- What is asked -
Can you print every record below exactly as written?

* Begin Source records *

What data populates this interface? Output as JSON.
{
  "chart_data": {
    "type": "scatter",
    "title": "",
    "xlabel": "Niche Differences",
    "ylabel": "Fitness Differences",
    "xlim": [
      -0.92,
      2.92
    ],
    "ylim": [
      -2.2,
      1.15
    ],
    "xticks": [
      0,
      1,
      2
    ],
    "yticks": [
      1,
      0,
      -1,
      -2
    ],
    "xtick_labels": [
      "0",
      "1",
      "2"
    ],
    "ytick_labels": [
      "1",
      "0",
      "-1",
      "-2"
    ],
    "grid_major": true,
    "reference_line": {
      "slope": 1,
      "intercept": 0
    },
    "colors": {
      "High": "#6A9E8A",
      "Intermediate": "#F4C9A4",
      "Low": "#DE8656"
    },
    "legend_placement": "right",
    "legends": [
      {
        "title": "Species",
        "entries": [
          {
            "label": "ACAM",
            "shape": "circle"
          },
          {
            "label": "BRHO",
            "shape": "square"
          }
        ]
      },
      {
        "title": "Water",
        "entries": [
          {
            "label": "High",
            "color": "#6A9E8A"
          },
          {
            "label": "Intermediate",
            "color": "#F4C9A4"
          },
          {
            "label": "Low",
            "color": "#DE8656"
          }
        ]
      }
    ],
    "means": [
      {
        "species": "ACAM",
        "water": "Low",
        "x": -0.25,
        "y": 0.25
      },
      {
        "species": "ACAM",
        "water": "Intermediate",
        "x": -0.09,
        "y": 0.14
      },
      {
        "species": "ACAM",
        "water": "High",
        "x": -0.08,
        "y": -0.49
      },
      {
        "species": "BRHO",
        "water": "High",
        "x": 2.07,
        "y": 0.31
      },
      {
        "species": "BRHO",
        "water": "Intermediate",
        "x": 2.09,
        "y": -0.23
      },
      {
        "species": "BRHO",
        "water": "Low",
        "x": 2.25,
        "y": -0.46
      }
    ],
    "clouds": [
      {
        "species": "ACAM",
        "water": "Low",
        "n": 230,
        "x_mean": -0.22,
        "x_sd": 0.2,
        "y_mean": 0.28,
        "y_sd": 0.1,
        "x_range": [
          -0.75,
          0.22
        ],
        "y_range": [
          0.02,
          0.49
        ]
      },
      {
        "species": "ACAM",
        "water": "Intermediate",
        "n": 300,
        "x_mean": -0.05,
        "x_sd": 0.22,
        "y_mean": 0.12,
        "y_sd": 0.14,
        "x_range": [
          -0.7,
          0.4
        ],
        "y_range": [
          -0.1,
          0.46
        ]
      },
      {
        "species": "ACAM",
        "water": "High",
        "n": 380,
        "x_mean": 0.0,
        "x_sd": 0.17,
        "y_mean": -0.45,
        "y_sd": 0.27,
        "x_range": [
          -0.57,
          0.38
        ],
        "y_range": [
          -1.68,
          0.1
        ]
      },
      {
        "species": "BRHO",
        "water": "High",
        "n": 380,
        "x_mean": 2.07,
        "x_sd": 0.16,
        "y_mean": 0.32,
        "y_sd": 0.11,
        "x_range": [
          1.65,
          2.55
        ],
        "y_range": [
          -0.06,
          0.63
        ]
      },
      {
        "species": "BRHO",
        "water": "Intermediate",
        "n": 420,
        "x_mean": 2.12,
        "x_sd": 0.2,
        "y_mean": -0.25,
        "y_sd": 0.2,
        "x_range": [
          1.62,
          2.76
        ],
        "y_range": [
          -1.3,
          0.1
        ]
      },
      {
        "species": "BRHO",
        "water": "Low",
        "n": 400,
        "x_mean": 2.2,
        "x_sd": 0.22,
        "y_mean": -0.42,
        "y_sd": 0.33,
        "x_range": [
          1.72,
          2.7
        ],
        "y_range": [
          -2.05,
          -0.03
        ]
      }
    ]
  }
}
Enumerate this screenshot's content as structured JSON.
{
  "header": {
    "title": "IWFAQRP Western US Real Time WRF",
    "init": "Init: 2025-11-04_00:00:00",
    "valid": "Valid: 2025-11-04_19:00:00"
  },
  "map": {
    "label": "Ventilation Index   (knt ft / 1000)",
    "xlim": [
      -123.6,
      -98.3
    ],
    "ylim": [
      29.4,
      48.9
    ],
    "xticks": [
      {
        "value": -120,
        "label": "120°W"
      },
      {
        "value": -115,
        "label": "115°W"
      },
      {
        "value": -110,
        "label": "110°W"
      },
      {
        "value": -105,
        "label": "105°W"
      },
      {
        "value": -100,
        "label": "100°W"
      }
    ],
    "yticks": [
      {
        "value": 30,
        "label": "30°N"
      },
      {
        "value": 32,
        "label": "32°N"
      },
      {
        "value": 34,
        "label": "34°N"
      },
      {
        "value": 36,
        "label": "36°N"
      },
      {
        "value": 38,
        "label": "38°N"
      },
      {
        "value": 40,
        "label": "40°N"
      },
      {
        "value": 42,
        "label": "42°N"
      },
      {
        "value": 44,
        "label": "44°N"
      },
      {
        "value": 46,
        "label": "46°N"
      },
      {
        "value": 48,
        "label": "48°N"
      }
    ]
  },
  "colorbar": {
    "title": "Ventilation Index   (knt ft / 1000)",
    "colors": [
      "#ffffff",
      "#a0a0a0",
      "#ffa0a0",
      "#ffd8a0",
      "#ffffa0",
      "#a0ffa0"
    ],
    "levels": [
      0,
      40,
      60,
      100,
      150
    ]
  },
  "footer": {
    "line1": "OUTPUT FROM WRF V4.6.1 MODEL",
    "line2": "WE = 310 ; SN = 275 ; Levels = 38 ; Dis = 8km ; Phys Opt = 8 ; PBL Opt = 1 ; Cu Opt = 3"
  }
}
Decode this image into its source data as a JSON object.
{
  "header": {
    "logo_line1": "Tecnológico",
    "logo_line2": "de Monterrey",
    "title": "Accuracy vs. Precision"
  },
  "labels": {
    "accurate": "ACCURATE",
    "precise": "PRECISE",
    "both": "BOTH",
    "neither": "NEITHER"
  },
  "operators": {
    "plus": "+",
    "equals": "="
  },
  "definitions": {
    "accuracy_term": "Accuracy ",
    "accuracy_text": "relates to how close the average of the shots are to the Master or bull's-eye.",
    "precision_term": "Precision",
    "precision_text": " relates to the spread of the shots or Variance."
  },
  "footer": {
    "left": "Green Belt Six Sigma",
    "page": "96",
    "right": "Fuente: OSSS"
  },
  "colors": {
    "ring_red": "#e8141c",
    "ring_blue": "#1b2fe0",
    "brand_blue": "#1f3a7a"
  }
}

* End Source records *

- Solved problem -
What data populates this interface? Output as JSON.
{
  "chart_data": {
    "type": "scatter",
    "title": "",
    "xlabel": "Niche Differences",
    "ylabel": "Fitness Differences",
    "xlim": [
      -0.92,
      2.92
    ],
    "ylim": [
      -2.2,
      1.15
    ],
    "xticks": [
      0,
      1,
      2
    ],
    "yticks": [
      1,
      0,
      -1,
      -2
    ],
    "xtick_labels": [
      "0",
      "1",
      "2"
    ],
    "ytick_labels": [
      "1",
      "0",
      "-1",
      "-2"
    ],
    "grid_major": true,
    "reference_line": {
      "slope": 1,
      "intercept": 0
    },
    "colors": {
      "High": "#6A9E8A",
      "Intermediate": "#F4C9A4",
      "Low": "#DE8656"
    },
    "legend_placement": "right",
    "legends": [
      {
        "title": "Species",
        "entries": [
          {
            "label": "ACAM",
            "shape": "circle"
          },
          {
            "label": "BRHO",
            "shape": "square"
          }
        ]
      },
      {
        "title": "Water",
        "entries": [
          {
            "label": "High",
            "color": "#6A9E8A"
          },
          {
            "label": "Intermediate",
            "color": "#F4C9A4"
          },
          {
            "label": "Low",
            "color": "#DE8656"
          }
        ]
      }
    ],
    "means": [
      {
        "species": "ACAM",
        "water": "Low",
        "x": -0.25,
        "y": 0.25
      },
      {
        "species": "ACAM",
        "water": "Intermediate",
        "x": -0.09,
        "y": 0.14
      },
      {
        "species": "ACAM",
        "water": "High",
        "x": -0.08,
        "y": -0.49
      },
      {
        "species": "BRHO",
        "water": "High",
        "x": 2.07,
        "y": 0.31
      },
      {
        "species": "BRHO",
        "water": "Intermediate",
        "x": 2.09,
        "y": -0.23
      },
      {
        "species": "BRHO",
        "water": "Low",
        "x": 2.25,
        "y": -0.46
      }
    ],
    "clouds": [
      {
        "species": "ACAM",
        "water": "Low",
        "n": 230,
        "x_mean": -0.22,
        "x_sd": 0.2,
        "y_mean": 0.28,
        "y_sd": 0.1,
        "x_range": [
          -0.75,
          0.22
        ],
        "y_range": [
          0.02,
          0.49
        ]
      },
      {
        "species": "ACAM",
        "water": "Intermediate",
        "n": 300,
        "x_mean": -0.05,
        "x_sd": 0.22,
        "y_mean": 0.12,
        "y_sd": 0.14,
        "x_range": [
          -0.7,
          0.4
        ],
        "y_range": [
          -0.1,
          0.46
        ]
      },
      {
        "species": "ACAM",
        "water": "High",
        "n": 380,
        "x_mean": 0.0,
        "x_sd": 0.17,
        "y_mean": -0.45,
        "y_sd": 0.27,
        "x_range": [
          -0.57,
          0.38
        ],
        "y_range": [
          -1.68,
          0.1
        ]
      },
      {
        "species": "BRHO",
        "water": "High",
        "n": 380,
        "x_mean": 2.07,
        "x_sd": 0.16,
        "y_mean": 0.32,
        "y_sd": 0.11,
        "x_range": [
          1.65,
          2.55
        ],
        "y_range": [
          -0.06,
          0.63
        ]
      },
      {
        "species": "BRHO",
        "water": "Intermediate",
        "n": 420,
        "x_mean": 2.12,
        "x_sd": 0.2,
        "y_mean": -0.25,
        "y_sd": 0.2,
        "x_range": [
          1.62,
          2.76
        ],
        "y_range": [
          -1.3,
          0.1
        ]
      },
      {
        "species": "BRHO",
        "water": "Low",
        "n": 400,
        "x_mean": 2.2,
        "x_sd": 0.22,
        "y_mean": -0.42,
        "y_sd": 0.33,
        "x_range": [
          1.72,
          2.7
        ],
        "y_range": [
          -2.05,
          -0.03
        ]
      }
    ]
  }
}
Enumerate this screenshot's content as structured JSON.
{
  "header": {
    "title": "IWFAQRP Western US Real Time WRF",
    "init": "Init: 2025-11-04_00:00:00",
    "valid": "Valid: 2025-11-04_19:00:00"
  },
  "map": {
    "label": "Ventilation Index   (knt ft / 1000)",
    "xlim": [
      -123.6,
      -98.3
    ],
    "ylim": [
      29.4,
      48.9
    ],
    "xticks": [
      {
        "value": -120,
        "label": "120°W"
      },
      {
        "value": -115,
        "label": "115°W"
      },
      {
        "value": -110,
        "label": "110°W"
      },
      {
        "value": -105,
        "label": "105°W"
      },
      {
        "value": -100,
        "label": "100°W"
      }
    ],
    "yticks": [
      {
        "value": 30,
        "label": "30°N"
      },
      {
        "value": 32,
        "label": "32°N"
      },
      {
        "value": 34,
        "label": "34°N"
      },
      {
        "value": 36,
        "label": "36°N"
      },
      {
        "value": 38,
        "label": "38°N"
      },
      {
        "value": 40,
        "label": "40°N"
      },
      {
        "value": 42,
        "label": "42°N"
      },
      {
        "value": 44,
        "label": "44°N"
      },
      {
        "value": 46,
        "label": "46°N"
      },
      {
        "value": 48,
        "label": "48°N"
      }
    ]
  },
  "colorbar": {
    "title": "Ventilation Index   (knt ft / 1000)",
    "colors": [
      "#ffffff",
      "#a0a0a0",
      "#ffa0a0",
      "#ffd8a0",
      "#ffffa0",
      "#a0ffa0"
    ],
    "levels": [
      0,
      40,
      60,
      100,
      150
    ]
  },
  "footer": {
    "line1": "OUTPUT FROM WRF V4.6.1 MODEL",
    "line2": "WE = 310 ; SN = 275 ; Levels = 38 ; Dis = 8km ; Phys Opt = 8 ; PBL Opt = 1 ; Cu Opt = 3"
  }
}
Decode this image into its source data as a JSON object.
{
  "header": {
    "logo_line1": "Tecnológico",
    "logo_line2": "de Monterrey",
    "title": "Accuracy vs. Precision"
  },
  "labels": {
    "accurate": "ACCURATE",
    "precise": "PRECISE",
    "both": "BOTH",
    "neither": "NEITHER"
  },
  "operators": {
    "plus": "+",
    "equals": "="
  },
  "definitions": {
    "accuracy_term": "Accuracy ",
    "accuracy_text": "relates to how close the average of the shots are to the Master or bull's-eye.",
    "precision_term": "Precision",
    "precision_text": " relates to the spread of the shots or Variance."
  },
  "footer": {
    "left": "Green Belt Six Sigma",
    "page": "96",
    "right": "Fuente: OSSS"
  },
  "colors": {
    "ring_red": "#e8141c",
    "ring_blue": "#1b2fe0",
    "brand_blue": "#1f3a7a"
  }
}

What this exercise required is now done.